== PROVIDED PASSAGE ==
********
London - A delay in potential US military action in Syria and improving economic data from China and Europe lifted world share markets on Monday and sent the safe-haven Japanese yen lower.
Oil prices rebounded on the brighter economic outlook after falling initially following US President Barack Obama's decision to rule out military action against Syria until lawmakers had had a chance to vote on the plan.
“Oil would have been pushed lower had it not been for the China data,” said Ben Le Brun, market analyst at OptionsXpress. “The market is keeping an eye on the Middle East and developments in Syria, but we have seen some tensions easing.”
Brent crude was slightly firmer at $114, after shedding more than a $1 a barrel early on Monday.
Gold was down 0.2 percent at $1,392.80 an ounce as concerns about Syria eased temporarily while 10-year German government bonds, another refuge for nervous investors, fell sharply, sending the yield up 6.1 basis points and back towards a 1-1/2 year high hit last month.
GLOBAL ECONOMY SHINES
The prospects for the global economy have brightened considerably according to a fresh round of purchasing managers' surveys (PMIs) for August, which provide a guide to future levels of economic activity.
PMIs for China indicated activity in the country's vast manufacturing sector was at its highest levels in more than a year, easing investor concerns that the world's No. 2 economy was on course for a sharp slowdown this year.
********
== GIVEN DATA ==
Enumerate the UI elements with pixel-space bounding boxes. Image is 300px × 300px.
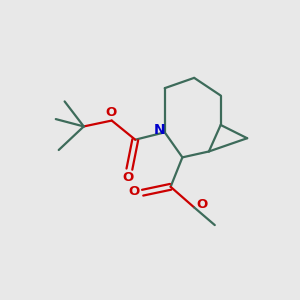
********
== AIM OF THE EXERCISE ==
Copy out the world markets article word for word, from its opening line to its final sentence.

== RESPONSE TO THE EXERCISE ==
London - A delay in potential US military action in Syria and improving economic data from China and Europe lifted world share markets on Monday and sent the safe-haven Japanese yen lower.
Oil prices rebounded on the brighter economic outlook after falling initially following US President Barack Obama's decision to rule out military action against Syria until lawmakers had had a chance to vote on the plan.
“Oil would have been pushed lower had it not been for the China data,” said Ben Le Brun, market analyst at OptionsXpress. “The market is keeping an eye on the Middle East and developments in Syria, but we have seen some tensions easing.”
Brent crude was slightly firmer at $114, after shedding more than a $1 a barrel early on Monday.
Gold was down 0.2 percent at $1,392.80 an ounce as concerns about Syria eased temporarily while 10-year German government bonds, another refuge for nervous investors, fell sharply, sending the yield up 6.1 basis points and back towards a 1-1/2 year high hit last month.
GLOBAL ECONOMY SHINES
The prospects for the global economy have brightened considerably according to a fresh round of purchasing managers' surveys (PMIs) for August, which provide a guide to future levels of economic activity.
PMIs for China indicated activity in the country's vast manufacturing sector was at its highest levels in more than a year, easing investor concerns that the world's No. 2 economy was on course for a sharp slowdown this year.